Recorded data
┄┄┄┄┄┄┄┄┄┄┄┄┄┄┄┄┄┄┄┄

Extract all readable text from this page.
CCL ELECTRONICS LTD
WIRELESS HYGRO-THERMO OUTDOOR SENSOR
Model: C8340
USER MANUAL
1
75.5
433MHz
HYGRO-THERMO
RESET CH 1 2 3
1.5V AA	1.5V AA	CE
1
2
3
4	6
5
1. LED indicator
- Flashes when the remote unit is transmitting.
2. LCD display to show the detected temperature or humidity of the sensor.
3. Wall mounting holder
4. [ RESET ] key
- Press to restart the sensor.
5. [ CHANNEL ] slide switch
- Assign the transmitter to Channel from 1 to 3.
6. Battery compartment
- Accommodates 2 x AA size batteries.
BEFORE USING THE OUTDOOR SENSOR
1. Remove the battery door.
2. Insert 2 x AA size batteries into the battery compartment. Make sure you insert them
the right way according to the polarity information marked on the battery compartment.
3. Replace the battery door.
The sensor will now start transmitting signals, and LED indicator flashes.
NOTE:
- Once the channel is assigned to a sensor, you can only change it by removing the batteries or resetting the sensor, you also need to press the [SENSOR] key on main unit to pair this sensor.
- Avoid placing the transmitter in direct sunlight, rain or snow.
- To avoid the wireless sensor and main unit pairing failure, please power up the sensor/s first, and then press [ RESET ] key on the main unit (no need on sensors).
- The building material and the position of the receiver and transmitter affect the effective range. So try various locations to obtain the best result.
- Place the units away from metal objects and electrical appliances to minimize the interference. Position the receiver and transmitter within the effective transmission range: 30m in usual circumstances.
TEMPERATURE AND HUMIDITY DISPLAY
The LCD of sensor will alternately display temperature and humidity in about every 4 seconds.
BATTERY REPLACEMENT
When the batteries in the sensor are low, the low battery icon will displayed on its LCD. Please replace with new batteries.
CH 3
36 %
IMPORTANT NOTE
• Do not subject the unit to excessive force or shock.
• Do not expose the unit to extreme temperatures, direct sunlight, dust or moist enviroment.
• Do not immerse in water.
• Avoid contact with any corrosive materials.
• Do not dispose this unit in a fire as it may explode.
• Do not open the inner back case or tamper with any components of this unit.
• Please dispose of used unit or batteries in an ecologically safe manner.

┄┄┄┄┄┄┄┄┄┄┄┄┄┄┄┄┄┄┄┄

* [What you should do]:
Reproduce each entry above exactly, keeping every word.

* [Solution to the exercise]:
Extract all readable text from this page.
CCL ELECTRONICS LTD
WIRELESS HYGRO-THERMO OUTDOOR SENSOR
Model: C8340
USER MANUAL
1
75.5
433MHz
HYGRO-THERMO
RESET CH 1 2 3
1.5V AA	1.5V AA	CE
1
2
3
4	6
5
1. LED indicator
- Flashes when the remote unit is transmitting.
2. LCD display to show the detected temperature or humidity of the sensor.
3. Wall mounting holder
4. [ RESET ] key
- Press to restart the sensor.
5. [ CHANNEL ] slide switch
- Assign the transmitter to Channel from 1 to 3.
6. Battery compartment
- Accommodates 2 x AA size batteries.
BEFORE USING THE OUTDOOR SENSOR
1. Remove the battery door.
2. Insert 2 x AA size batteries into the battery compartment. Make sure you insert them
the right way according to the polarity information marked on the battery compartment.
3. Replace the battery door.
The sensor will now start transmitting signals, and LED indicator flashes.
NOTE:
- Once the channel is assigned to a sensor, you can only change it by removing the batteries or resetting the sensor, you also need to press the [SENSOR] key on main unit to pair this sensor.
- Avoid placing the transmitter in direct sunlight, rain or snow.
- To avoid the wireless sensor and main unit pairing failure, please power up the sensor/s first, and then press [ RESET ] key on the main unit (no need on sensors).
- The building material and the position of the receiver and transmitter affect the effective range. So try various locations to obtain the best result.
- Place the units away from metal objects and electrical appliances to minimize the interference. Position the receiver and transmitter within the effective transmission range: 30m in usual circumstances.
TEMPERATURE AND HUMIDITY DISPLAY
The LCD of sensor will alternately display temperature and humidity in about every 4 seconds.
BATTERY REPLACEMENT
When the batteries in the sensor are low, the low battery icon will displayed on its LCD. Please replace with new batteries.
CH 3
36 %
IMPORTANT NOTE
• Do not subject the unit to excessive force or shock.
• Do not expose the unit to extreme temperatures, direct sunlight, dust or moist enviroment.
• Do not immerse in water.
• Avoid contact with any corrosive materials.
• Do not dispose this unit in a fire as it may explode.
• Do not open the inner back case or tamper with any components of this unit.
• Please dispose of used unit or batteries in an ecologically safe manner.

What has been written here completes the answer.